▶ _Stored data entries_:
· · · · · · ·
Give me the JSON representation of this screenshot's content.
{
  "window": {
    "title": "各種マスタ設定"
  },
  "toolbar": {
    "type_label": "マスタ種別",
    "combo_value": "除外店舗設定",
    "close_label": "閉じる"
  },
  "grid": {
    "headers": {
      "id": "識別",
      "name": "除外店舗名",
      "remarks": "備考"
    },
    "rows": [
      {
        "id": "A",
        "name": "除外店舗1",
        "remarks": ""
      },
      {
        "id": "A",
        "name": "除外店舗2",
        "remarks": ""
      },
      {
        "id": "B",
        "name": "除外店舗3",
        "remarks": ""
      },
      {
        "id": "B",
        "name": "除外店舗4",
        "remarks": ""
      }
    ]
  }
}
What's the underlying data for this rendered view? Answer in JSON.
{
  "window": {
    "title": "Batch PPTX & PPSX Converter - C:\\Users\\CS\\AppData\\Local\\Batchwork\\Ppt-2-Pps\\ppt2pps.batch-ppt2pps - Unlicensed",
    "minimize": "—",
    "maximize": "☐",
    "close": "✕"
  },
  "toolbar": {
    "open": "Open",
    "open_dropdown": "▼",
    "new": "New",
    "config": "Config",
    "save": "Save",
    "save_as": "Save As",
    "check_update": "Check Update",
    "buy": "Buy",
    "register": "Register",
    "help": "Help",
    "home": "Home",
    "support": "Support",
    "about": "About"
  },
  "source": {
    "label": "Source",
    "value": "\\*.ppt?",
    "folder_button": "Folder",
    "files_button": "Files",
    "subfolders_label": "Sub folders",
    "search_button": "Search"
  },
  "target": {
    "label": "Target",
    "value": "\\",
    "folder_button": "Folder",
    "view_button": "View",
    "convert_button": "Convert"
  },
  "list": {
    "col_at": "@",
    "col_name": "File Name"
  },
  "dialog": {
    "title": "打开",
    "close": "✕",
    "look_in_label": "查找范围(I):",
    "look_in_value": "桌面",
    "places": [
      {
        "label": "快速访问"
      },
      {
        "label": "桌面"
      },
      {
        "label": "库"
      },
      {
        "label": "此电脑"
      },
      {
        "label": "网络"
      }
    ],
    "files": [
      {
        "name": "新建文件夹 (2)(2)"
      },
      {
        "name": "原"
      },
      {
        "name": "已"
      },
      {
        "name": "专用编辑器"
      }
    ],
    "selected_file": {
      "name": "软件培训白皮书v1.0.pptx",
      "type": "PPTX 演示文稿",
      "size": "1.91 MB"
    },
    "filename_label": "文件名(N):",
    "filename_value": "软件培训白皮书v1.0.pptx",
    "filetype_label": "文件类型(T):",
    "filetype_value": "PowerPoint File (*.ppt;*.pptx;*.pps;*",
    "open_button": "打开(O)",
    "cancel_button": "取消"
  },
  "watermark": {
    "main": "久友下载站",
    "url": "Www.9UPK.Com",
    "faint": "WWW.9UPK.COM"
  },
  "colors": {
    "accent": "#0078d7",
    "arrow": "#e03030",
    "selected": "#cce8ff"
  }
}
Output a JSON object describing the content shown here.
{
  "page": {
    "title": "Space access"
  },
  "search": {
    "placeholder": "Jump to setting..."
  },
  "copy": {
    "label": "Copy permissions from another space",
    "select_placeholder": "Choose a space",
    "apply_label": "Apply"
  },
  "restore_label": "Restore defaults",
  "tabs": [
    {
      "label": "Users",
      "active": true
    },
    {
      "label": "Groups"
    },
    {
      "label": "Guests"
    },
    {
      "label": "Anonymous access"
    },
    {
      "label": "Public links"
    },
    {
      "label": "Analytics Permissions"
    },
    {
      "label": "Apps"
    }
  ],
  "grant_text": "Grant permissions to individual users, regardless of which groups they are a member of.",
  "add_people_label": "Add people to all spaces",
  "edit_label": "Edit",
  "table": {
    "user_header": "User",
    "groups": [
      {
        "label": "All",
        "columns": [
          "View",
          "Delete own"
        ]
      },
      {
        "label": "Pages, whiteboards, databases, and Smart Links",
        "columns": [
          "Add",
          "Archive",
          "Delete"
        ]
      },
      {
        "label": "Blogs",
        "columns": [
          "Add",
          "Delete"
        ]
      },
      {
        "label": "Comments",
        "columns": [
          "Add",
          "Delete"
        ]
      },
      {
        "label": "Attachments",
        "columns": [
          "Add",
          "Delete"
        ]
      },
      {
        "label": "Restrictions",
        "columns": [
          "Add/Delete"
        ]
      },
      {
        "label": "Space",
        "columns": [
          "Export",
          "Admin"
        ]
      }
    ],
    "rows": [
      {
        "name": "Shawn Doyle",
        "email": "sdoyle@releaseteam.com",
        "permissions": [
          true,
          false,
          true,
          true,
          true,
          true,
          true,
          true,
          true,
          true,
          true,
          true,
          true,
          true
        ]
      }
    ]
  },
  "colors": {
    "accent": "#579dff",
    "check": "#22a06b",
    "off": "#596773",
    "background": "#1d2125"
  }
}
· · · · · · ·
▶ _PROBLEM TO SOLVE_:
Read the data above. Pull out each line in which the string "title" appears.

▶ _THE ANSWER_:
    "title": "各種マスタ設定"
    "title": "Batch PPTX & PPSX Converter - C:\\Users\\CS\\AppData\\Local\\Batchwork\\Ppt-2-Pps\\ppt2pps.batch-ppt2pps - Unlicensed",
    "title": "打开",
    "title": "Space access"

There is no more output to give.